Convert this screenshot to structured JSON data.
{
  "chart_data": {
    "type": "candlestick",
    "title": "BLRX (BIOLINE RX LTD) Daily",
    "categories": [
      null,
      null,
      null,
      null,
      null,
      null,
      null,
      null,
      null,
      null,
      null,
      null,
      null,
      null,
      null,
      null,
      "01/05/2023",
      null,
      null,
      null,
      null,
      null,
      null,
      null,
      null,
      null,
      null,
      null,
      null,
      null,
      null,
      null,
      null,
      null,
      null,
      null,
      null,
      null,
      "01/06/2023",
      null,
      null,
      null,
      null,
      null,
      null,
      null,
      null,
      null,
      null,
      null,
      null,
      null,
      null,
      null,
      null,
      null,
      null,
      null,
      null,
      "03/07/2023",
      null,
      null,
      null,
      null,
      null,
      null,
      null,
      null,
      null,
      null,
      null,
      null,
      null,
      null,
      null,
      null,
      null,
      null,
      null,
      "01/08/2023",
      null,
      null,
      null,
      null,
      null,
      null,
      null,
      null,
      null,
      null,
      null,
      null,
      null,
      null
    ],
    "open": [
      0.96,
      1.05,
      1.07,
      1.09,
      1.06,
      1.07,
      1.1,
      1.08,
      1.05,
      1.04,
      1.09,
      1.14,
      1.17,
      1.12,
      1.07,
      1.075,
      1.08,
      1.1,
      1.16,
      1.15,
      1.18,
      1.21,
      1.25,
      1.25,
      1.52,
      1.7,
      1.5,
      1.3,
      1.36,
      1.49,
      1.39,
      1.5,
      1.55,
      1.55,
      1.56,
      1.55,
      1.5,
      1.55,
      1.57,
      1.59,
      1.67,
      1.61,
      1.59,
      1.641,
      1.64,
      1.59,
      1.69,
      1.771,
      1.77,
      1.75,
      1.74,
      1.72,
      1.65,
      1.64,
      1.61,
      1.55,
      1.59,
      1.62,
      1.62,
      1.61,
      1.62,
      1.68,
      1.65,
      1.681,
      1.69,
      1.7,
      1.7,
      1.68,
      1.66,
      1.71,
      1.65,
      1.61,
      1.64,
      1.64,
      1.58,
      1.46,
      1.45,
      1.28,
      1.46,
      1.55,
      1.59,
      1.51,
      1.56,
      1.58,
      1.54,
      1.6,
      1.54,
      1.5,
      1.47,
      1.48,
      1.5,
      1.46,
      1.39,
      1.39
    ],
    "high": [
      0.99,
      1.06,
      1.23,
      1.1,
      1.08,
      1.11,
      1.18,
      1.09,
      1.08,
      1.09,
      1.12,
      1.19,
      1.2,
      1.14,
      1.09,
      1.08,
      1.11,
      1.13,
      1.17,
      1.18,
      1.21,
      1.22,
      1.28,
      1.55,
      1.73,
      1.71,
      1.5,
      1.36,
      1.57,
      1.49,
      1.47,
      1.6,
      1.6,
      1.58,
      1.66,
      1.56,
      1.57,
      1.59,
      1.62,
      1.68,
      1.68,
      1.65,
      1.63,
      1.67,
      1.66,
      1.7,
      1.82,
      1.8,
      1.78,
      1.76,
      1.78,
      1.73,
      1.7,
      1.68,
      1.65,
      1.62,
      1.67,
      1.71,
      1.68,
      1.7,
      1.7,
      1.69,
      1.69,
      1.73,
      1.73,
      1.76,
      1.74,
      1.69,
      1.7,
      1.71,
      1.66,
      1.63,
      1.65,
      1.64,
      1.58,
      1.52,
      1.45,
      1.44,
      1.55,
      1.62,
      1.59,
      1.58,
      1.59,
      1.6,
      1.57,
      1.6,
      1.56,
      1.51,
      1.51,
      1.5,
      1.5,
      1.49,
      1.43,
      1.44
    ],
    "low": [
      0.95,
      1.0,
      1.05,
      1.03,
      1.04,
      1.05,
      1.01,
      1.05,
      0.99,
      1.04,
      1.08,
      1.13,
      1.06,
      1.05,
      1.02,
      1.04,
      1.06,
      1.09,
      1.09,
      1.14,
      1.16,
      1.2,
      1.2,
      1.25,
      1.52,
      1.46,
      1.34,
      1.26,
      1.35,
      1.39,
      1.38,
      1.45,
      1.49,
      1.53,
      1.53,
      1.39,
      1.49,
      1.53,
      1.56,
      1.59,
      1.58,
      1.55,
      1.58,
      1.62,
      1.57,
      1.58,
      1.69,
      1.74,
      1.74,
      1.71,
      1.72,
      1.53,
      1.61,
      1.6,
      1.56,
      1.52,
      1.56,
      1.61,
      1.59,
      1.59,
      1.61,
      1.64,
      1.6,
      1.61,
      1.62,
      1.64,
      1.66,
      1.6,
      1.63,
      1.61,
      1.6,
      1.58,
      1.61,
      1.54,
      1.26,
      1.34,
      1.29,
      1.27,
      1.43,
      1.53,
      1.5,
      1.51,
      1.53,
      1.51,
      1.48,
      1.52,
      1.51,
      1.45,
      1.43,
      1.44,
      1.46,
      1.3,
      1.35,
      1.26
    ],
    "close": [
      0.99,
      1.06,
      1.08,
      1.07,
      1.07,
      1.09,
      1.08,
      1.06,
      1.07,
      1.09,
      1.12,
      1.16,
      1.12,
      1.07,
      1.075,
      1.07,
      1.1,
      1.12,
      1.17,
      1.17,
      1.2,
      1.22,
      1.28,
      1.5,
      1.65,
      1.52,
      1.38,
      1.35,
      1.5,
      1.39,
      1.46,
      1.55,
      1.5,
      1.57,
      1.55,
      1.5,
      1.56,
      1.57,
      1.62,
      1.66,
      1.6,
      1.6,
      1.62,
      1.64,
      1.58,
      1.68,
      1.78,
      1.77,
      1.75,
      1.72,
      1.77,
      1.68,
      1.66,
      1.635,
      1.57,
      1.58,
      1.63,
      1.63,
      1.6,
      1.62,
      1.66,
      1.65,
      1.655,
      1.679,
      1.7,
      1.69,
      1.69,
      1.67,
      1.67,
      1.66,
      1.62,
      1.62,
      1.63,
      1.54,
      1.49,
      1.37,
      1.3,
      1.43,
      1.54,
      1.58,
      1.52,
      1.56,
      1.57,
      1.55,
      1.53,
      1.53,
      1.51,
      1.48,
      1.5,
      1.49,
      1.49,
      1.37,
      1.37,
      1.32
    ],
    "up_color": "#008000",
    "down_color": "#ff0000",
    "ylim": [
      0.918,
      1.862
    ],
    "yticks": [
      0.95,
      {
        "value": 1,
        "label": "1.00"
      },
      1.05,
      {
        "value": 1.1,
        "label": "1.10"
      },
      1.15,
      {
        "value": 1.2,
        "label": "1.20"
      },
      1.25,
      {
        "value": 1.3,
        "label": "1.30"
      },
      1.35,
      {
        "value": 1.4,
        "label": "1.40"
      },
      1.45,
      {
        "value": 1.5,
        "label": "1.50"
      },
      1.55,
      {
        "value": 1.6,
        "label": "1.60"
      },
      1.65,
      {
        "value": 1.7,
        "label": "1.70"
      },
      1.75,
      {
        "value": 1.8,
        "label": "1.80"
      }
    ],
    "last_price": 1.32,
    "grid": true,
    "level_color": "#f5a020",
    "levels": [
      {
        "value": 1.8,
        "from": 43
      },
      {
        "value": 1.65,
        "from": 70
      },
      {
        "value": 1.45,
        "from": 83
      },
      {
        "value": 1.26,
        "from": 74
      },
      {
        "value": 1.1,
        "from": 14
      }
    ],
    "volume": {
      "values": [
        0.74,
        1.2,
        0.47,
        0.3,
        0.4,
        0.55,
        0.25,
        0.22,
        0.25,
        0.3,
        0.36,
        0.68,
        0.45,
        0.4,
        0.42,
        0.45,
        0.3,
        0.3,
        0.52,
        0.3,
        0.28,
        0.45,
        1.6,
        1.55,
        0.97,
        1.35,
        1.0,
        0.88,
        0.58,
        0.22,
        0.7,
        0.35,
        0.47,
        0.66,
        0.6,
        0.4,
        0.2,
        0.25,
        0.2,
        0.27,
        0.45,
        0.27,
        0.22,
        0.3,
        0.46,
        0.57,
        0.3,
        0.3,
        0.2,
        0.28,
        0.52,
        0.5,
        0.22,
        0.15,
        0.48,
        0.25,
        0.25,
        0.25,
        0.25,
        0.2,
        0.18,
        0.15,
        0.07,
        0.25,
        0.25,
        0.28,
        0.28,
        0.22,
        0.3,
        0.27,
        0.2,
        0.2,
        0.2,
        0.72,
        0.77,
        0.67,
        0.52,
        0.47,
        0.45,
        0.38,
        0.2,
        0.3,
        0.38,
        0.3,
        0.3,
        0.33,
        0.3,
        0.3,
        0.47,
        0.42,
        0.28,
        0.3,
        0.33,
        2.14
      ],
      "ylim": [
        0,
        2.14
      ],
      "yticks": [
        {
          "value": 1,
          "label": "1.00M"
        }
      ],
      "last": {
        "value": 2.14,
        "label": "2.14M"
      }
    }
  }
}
—————
■ **TASK REQUIREMENTS**:
Of the lines in the entries above, how many include "label"? Only the number should be given.

■ **COMPLETED TASK**:
11